__Short problem__:
Search the listing below for "chevron". Copy each matching line.

Stored entries

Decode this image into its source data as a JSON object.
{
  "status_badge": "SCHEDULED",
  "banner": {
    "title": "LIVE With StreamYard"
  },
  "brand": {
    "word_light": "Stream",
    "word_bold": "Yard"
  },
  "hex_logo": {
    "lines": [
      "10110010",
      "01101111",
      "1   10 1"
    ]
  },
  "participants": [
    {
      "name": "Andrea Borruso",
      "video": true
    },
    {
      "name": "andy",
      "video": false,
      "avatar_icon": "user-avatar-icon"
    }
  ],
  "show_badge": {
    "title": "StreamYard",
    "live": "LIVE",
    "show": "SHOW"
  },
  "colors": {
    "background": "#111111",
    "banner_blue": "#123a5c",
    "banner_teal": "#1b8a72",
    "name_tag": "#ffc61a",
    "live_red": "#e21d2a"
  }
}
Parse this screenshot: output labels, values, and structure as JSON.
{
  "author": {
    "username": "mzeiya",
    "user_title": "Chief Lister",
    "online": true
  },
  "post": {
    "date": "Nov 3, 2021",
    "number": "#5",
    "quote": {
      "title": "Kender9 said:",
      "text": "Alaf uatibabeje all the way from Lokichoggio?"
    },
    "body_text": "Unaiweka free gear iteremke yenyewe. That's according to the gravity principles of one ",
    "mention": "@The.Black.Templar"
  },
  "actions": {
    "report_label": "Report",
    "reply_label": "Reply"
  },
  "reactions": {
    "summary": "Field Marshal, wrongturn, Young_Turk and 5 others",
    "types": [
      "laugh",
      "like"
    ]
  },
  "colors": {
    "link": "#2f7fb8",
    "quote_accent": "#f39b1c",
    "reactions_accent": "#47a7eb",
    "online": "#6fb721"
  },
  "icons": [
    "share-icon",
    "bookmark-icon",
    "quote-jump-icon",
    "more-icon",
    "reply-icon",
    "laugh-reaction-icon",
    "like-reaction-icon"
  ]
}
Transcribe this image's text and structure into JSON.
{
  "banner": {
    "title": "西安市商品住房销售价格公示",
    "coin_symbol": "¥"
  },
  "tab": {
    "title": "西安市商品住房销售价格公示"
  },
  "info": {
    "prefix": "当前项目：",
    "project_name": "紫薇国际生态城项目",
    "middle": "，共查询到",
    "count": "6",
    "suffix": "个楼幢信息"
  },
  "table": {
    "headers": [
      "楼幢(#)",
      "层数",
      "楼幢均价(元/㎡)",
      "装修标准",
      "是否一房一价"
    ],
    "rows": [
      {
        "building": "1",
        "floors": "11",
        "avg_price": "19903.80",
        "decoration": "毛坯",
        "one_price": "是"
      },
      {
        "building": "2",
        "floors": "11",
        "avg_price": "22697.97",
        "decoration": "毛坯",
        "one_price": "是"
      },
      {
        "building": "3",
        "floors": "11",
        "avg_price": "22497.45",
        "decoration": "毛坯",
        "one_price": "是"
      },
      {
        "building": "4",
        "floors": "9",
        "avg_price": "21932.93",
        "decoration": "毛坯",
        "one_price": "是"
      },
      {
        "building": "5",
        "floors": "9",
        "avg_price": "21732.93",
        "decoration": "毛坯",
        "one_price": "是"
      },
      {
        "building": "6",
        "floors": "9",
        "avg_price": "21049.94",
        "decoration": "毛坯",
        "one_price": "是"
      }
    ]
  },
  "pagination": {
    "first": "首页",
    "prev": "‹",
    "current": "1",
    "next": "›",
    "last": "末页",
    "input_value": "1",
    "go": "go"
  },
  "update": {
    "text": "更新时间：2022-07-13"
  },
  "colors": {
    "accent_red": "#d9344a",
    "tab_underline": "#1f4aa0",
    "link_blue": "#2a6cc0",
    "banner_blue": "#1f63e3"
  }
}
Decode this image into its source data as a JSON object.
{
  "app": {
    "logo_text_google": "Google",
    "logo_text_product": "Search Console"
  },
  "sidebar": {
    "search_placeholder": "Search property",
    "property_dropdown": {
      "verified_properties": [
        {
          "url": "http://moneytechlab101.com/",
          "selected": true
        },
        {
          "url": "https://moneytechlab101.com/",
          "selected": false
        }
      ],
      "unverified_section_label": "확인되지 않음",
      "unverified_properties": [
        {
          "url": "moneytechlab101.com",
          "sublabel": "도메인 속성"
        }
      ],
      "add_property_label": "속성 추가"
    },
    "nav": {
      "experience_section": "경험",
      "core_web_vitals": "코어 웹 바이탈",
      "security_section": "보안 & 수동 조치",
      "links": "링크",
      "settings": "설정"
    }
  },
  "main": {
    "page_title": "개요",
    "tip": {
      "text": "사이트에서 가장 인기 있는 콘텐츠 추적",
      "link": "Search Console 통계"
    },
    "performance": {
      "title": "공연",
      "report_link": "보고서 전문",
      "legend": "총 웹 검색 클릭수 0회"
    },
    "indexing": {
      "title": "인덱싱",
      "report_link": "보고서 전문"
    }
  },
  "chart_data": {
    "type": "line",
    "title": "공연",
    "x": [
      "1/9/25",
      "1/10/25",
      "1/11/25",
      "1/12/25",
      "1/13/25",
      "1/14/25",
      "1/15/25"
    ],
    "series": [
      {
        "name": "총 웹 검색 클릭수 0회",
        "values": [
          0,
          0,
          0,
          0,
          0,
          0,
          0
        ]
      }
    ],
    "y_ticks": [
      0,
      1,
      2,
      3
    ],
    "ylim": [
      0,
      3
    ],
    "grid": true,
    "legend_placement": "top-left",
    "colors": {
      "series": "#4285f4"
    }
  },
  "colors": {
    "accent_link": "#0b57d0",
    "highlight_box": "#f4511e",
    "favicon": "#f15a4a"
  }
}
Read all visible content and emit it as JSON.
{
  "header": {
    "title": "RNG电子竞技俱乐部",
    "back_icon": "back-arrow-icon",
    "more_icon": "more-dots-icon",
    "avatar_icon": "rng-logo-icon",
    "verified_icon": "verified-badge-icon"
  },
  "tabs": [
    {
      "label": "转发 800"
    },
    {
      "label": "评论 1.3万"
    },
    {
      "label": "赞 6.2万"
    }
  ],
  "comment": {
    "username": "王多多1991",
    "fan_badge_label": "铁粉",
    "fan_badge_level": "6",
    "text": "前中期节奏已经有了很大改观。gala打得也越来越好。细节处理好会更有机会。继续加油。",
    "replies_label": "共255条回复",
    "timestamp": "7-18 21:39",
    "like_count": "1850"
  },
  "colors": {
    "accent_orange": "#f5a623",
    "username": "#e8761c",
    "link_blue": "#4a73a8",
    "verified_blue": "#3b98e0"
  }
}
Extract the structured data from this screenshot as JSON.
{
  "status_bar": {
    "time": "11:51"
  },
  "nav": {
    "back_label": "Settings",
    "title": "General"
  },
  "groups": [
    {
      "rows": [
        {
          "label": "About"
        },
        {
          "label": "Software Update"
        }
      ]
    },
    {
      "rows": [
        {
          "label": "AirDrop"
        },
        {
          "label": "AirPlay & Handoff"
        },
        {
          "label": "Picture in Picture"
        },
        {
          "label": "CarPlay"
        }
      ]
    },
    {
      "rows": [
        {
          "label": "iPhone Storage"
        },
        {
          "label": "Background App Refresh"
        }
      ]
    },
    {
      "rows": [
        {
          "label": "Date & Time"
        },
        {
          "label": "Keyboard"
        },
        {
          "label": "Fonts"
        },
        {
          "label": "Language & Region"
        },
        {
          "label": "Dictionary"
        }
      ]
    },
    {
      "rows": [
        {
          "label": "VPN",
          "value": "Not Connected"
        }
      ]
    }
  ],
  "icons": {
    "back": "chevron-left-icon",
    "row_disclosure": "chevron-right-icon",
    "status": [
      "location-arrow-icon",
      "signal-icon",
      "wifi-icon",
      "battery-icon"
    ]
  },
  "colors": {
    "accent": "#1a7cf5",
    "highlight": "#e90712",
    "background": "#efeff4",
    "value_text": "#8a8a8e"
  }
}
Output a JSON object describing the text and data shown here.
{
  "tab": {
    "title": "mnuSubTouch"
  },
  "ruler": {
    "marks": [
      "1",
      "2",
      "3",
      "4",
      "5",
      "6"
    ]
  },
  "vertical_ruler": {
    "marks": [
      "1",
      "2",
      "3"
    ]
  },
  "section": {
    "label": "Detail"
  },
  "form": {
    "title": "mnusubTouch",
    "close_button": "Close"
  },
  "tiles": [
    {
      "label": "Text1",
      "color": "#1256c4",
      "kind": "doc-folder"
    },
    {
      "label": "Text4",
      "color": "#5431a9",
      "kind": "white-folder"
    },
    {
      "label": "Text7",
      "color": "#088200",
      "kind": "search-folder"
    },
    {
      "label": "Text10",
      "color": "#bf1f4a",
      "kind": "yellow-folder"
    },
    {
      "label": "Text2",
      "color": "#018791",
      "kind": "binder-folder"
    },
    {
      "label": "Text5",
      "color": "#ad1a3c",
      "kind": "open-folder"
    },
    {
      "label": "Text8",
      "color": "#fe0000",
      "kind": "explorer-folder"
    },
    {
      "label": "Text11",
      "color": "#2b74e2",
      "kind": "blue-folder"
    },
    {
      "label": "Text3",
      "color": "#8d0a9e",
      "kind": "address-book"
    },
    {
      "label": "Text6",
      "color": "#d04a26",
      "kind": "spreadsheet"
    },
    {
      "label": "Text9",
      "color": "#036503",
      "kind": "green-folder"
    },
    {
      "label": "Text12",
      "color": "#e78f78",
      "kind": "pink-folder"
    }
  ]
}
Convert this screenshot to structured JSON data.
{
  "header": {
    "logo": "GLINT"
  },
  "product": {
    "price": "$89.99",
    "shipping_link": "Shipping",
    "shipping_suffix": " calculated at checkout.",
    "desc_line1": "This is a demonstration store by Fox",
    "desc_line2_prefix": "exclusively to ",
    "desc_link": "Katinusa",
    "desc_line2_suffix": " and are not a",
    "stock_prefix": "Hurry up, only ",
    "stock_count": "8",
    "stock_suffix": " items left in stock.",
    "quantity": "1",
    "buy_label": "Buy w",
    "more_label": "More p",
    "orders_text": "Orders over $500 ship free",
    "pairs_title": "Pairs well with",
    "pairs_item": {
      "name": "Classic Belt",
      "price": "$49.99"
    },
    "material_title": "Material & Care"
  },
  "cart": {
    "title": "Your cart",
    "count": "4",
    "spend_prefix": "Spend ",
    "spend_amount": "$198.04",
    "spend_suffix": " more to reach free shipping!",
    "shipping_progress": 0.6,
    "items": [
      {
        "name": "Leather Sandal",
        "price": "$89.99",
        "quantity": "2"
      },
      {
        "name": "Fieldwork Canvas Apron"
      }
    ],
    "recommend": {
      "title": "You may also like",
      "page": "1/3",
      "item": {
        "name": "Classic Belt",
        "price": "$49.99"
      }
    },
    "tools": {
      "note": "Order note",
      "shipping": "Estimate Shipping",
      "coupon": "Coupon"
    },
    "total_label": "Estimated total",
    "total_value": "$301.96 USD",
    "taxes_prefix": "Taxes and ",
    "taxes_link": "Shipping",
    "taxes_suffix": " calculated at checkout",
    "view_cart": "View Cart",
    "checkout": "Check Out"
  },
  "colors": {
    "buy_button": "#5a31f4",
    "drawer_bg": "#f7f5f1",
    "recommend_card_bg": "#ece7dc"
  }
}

__Worked solution__:
    "back": "chevron-left-icon",
    "row_disclosure": "chevron-right-icon",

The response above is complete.